## start Document section

I seriously doubt that any place specializing in 45 minute lunches would invest in $200 saute pans.

But you're right, N.America has a thingee for aluminum cookware. Don't know why, I just plain hate it. Usually when I start at a new place I bring along a hammer. After lunch, I'd take a stack of saute pans and peen all the rivets tight, and then flatten out the bottoms. Alumimum-num-num warps--badly, the rivets work loose,and it oxidizes, smearing balck oxide crud all over countertops, hands, and uniforms.

I hate it, and have no aluminum cookware in my kitchen, nor at home either.

Carbon steel is pretty good to cook with, but warps almost as badly as aluminum, but at least the handles aren't riveted on....

But tin _*melts *_at 450.F Big deal?

Lets put it into context.

Paper, (if you're a sci-fi fan) burns at Fahrenheit 451

Refined corn, peanut, sunflower,and safflower oils all have a smoke point of 450 F, pomace olive oil at 460 F, Extra virgin at 468 F, and grapeseed oil at 485 F.

True, you should never heat oil past it's smoking point, but to saute properly, you got to have it just under the smoking point.

And that's right around the melting point of tin....

With tinned ware you have a very thin layer of tin, say 1/32" thick over the entire inner surface of the pan, a very large surface area.

Not a good scene.

Maybe I should have been clearer about BTU minimums.

Garland, Wolf, etc. all put out the basic commerical ranges with 25,000 btu burners. To upgrade to hotel quality, or spec for higher btu burners, you can go up to 35,000. Chinese Kwali ranges typically put out 100,000 btus. Great for a'la minute sauting and searing, but very harsh on cookware.

I am still of the opinion that tinned ware is ideal for presentation, but not for cooking.


----------



## cstanford

I guess I'm just imagining all the great food cooked in all the great restaurants (French, mostly I'll grant) in tin-lined copper.  Maybe I'm just too old.

My 1970s Larousse entry under "kitchen equipment" shows nuttin' but tin lined copper - saute pans and all.  Must be the difference between well-run French kitchens "of old" and those hiring ham-fisted hacks who don't realize the burners can be turned down and that saute' doesn't automatically mean 500*++.  It doesn't.  Tin lined copper is still a common item with commercial restaurant supply houses in France - and not just presentation pieces.

A great saute' (the dish) requires excellent ingredients and the full attention of the cook.  It ain't burger frying on Warp 9.

If you'll probe into the history of your craft a little further you'll find that a lot of sautes are/were done in whole butter (not clarified) which would be tar at the temps it sound like you think are required for the technique.

I fear we've trained a whole generation of cooks, hell if not two generations, who think pan + meat = the need for blow torch temperatures. 

Meats will brown fine at a temperature less than the melting point of tin.  And it is/was/can be done even in a busy commercial establishment that has a decent staff on the line. 

You're a professional.  You don't have to subordinate your judgment to me or anybody else.  Cook it like you want to, with what you want to.  But you can't ignore history unfortunately.


----------



## foodpump

Fair enough.

## end Document section

* [What the exercise asks]
Copy the stretch of the cookware thread from "True, you should" through "large surface area.", and swap "smoking point" for "smoke point" wherever it appears. The lines after this point are separate material and are not part of the cookware thread.

## start Material

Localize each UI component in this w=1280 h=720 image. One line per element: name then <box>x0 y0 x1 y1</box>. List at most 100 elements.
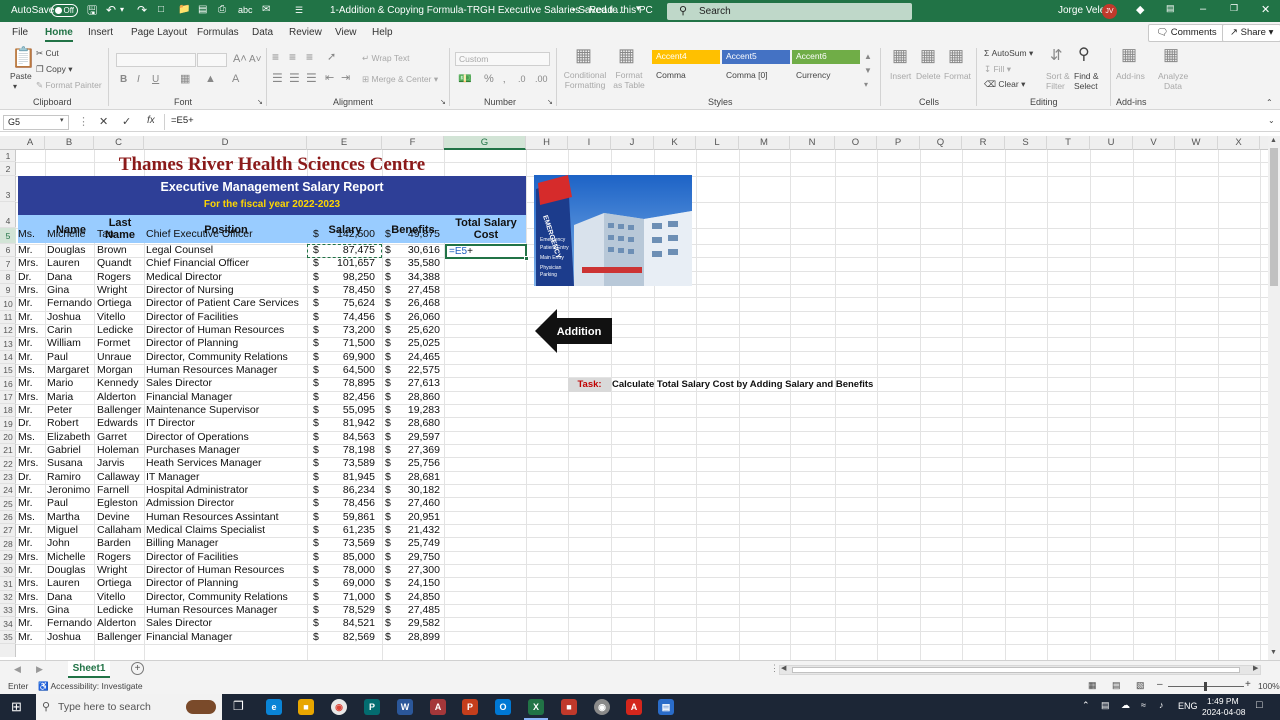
cell-benefits[interactable]: 22,575 <box>392 364 440 377</box>
cell-position[interactable]: Purchases Manager <box>146 444 306 457</box>
cell-salary[interactable]: 71,500 <box>320 337 375 350</box>
cell-first-name[interactable]: Douglas <box>47 244 95 257</box>
cell-title[interactable]: Mr. <box>18 311 45 324</box>
cell-benefits[interactable]: 27,300 <box>392 564 440 577</box>
number-format-combo[interactable]: Custom <box>455 52 550 66</box>
app-icon-3[interactable]: ▤ <box>658 699 674 715</box>
zoom-level[interactable]: 100% <box>1258 681 1280 691</box>
cell-salary[interactable]: 81,942 <box>320 417 375 430</box>
cell-position[interactable]: Legal Counsel <box>146 244 306 257</box>
column-header-s[interactable]: S <box>1005 136 1047 150</box>
row-header-22[interactable]: 22 <box>0 457 16 471</box>
style-accent5[interactable]: Accent5 <box>722 50 790 64</box>
cell-salary[interactable]: 75,624 <box>320 297 375 310</box>
cell-last-name[interactable]: Garret <box>97 431 145 444</box>
cell-first-name[interactable]: Robert <box>47 417 95 430</box>
align-middle-icon[interactable]: ≡ <box>289 50 296 64</box>
align-left-icon[interactable]: ☰ <box>272 71 283 85</box>
style-accent6[interactable]: Accent6 <box>792 50 860 64</box>
cell-position[interactable]: Director of Facilities <box>146 311 306 324</box>
cell-benefits[interactable]: 29,582 <box>392 617 440 630</box>
row-header-14[interactable]: 14 <box>0 351 16 364</box>
tab-home[interactable]: Home <box>45 27 73 42</box>
zoom-in-icon[interactable]: + <box>1245 679 1251 690</box>
column-header-r[interactable]: R <box>962 136 1005 150</box>
collapse-ribbon-icon[interactable]: ⌃ <box>1266 98 1273 107</box>
cell-last-name[interactable]: Edwards <box>97 417 145 430</box>
format-painter-button[interactable]: ✎ Format Painter <box>36 80 102 91</box>
notifications-icon[interactable]: □ <box>1256 699 1263 711</box>
cell-benefits[interactable]: 19,283 <box>392 404 440 417</box>
row-header-1[interactable]: 1 <box>0 150 16 162</box>
cell-last-name[interactable]: Ballenger <box>97 404 145 417</box>
cell-salary[interactable]: 101,657 <box>320 257 375 270</box>
cell-salary[interactable]: 78,895 <box>320 377 375 390</box>
cell-salary[interactable]: 142,500 <box>320 228 375 241</box>
tray-expand-icon[interactable]: ⌃ <box>1082 700 1090 711</box>
outlook-icon[interactable]: O <box>495 699 511 715</box>
onedrive-icon[interactable]: ☁ <box>1121 700 1130 711</box>
worksheet-grid[interactable]: ABCDEFGHIJKLMNOPQRSTUVWX 1 2 3 4 5 6 7 8 9 10 11 12… <box>0 136 1268 660</box>
network-icon[interactable]: ▤ <box>1101 700 1110 711</box>
font-launcher-icon[interactable]: ↘ <box>257 98 263 106</box>
cell-last-name[interactable]: Callaway <box>97 471 145 484</box>
ribbon-display-icon[interactable]: ▤ <box>1166 3 1175 14</box>
cell-position[interactable]: Medical Director <box>146 271 306 284</box>
cell-position[interactable]: Director of Human Resources <box>146 324 306 337</box>
cell-title[interactable]: Mr. <box>18 297 45 310</box>
cell-benefits[interactable]: 27,369 <box>392 444 440 457</box>
sort-filter-button[interactable]: Sort & Filter <box>1046 71 1070 91</box>
cell-salary[interactable]: 82,569 <box>320 631 375 644</box>
cell-first-name[interactable]: Martha <box>47 511 95 524</box>
autosave-toggle[interactable]: Off <box>51 4 78 17</box>
cell-benefits[interactable]: 20,951 <box>392 511 440 524</box>
cell-last-name[interactable]: Jarvis <box>97 457 145 470</box>
cell-salary[interactable]: 86,234 <box>320 484 375 497</box>
cell-title[interactable]: Dr. <box>18 271 45 284</box>
expand-formula-bar-icon[interactable]: ⌄ <box>1268 116 1275 125</box>
row-header-29[interactable]: 29 <box>0 551 16 564</box>
new-file-icon[interactable]: □ <box>158 3 164 17</box>
cell-first-name[interactable]: Fernando <box>47 297 95 310</box>
cell-last-name[interactable]: Brown <box>97 244 145 257</box>
increase-indent-icon[interactable]: ⇥ <box>341 71 350 85</box>
cell-salary[interactable]: 61,235 <box>320 524 375 537</box>
cell-benefits[interactable]: 27,458 <box>392 284 440 297</box>
cell-title[interactable]: Ms. <box>18 511 45 524</box>
analyze-data-icon[interactable]: ▦ <box>1163 46 1179 63</box>
cell-salary[interactable]: 59,861 <box>320 511 375 524</box>
tab-split-icon[interactable]: ⋮ <box>770 663 779 674</box>
edge-icon[interactable]: e <box>266 699 282 715</box>
fill-handle[interactable] <box>524 256 529 261</box>
row-header-15[interactable]: 15 <box>0 364 16 377</box>
row-header-12[interactable]: 12 <box>0 324 16 337</box>
tab-insert[interactable]: Insert <box>88 27 113 38</box>
cell-salary[interactable]: 55,095 <box>320 404 375 417</box>
cell-title[interactable]: Mr. <box>18 524 45 537</box>
cell-title[interactable]: Mr. <box>18 337 45 350</box>
quick-print-icon[interactable]: ⎙ <box>218 3 226 17</box>
row-header-26[interactable]: 26 <box>0 511 16 524</box>
decrease-indent-icon[interactable]: ⇤ <box>325 71 334 85</box>
delete-cells-icon[interactable]: ▦ <box>920 47 936 64</box>
cell-last-name[interactable]: Vitello <box>97 591 145 604</box>
acrobat-icon[interactable]: A <box>626 699 642 715</box>
cell-benefits[interactable]: 29,750 <box>392 551 440 564</box>
cell-position[interactable]: Director of Facilities <box>146 551 306 564</box>
tab-page-layout[interactable]: Page Layout <box>131 27 187 38</box>
format-button[interactable]: Format <box>944 71 971 81</box>
tab-data[interactable]: Data <box>252 27 273 38</box>
cell-benefits[interactable]: 27,460 <box>392 497 440 510</box>
cell-benefits[interactable]: 27,613 <box>392 377 440 390</box>
cell-benefits[interactable]: 28,860 <box>392 391 440 404</box>
clear-button[interactable]: ⌫ Clear ▾ <box>984 79 1025 90</box>
row-header-31[interactable]: 31 <box>0 577 16 591</box>
name-box-dropdown-icon[interactable]: ▾ <box>60 116 64 124</box>
comma-style-icon[interactable]: ‚ <box>503 72 505 86</box>
style-comma-0[interactable]: Comma [0] <box>722 69 790 83</box>
find-select-button[interactable]: Find & Select <box>1074 71 1106 91</box>
column-header-q[interactable]: Q <box>920 136 962 150</box>
row-header-27[interactable]: 27 <box>0 524 16 537</box>
row-header-8[interactable]: 8 <box>0 271 16 284</box>
cancel-icon[interactable]: ✕ <box>99 115 108 128</box>
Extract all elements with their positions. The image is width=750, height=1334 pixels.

## end Material

* [Complete response]
True, you should never heat oil past it's smoke point, but to saute properly, you got to have it just under the smoke point.

And that's right around the melting point of tin....

With tinned ware you have a very thin layer of tin, say 1/32" thick over the entire inner surface of the pan, a very large surface area.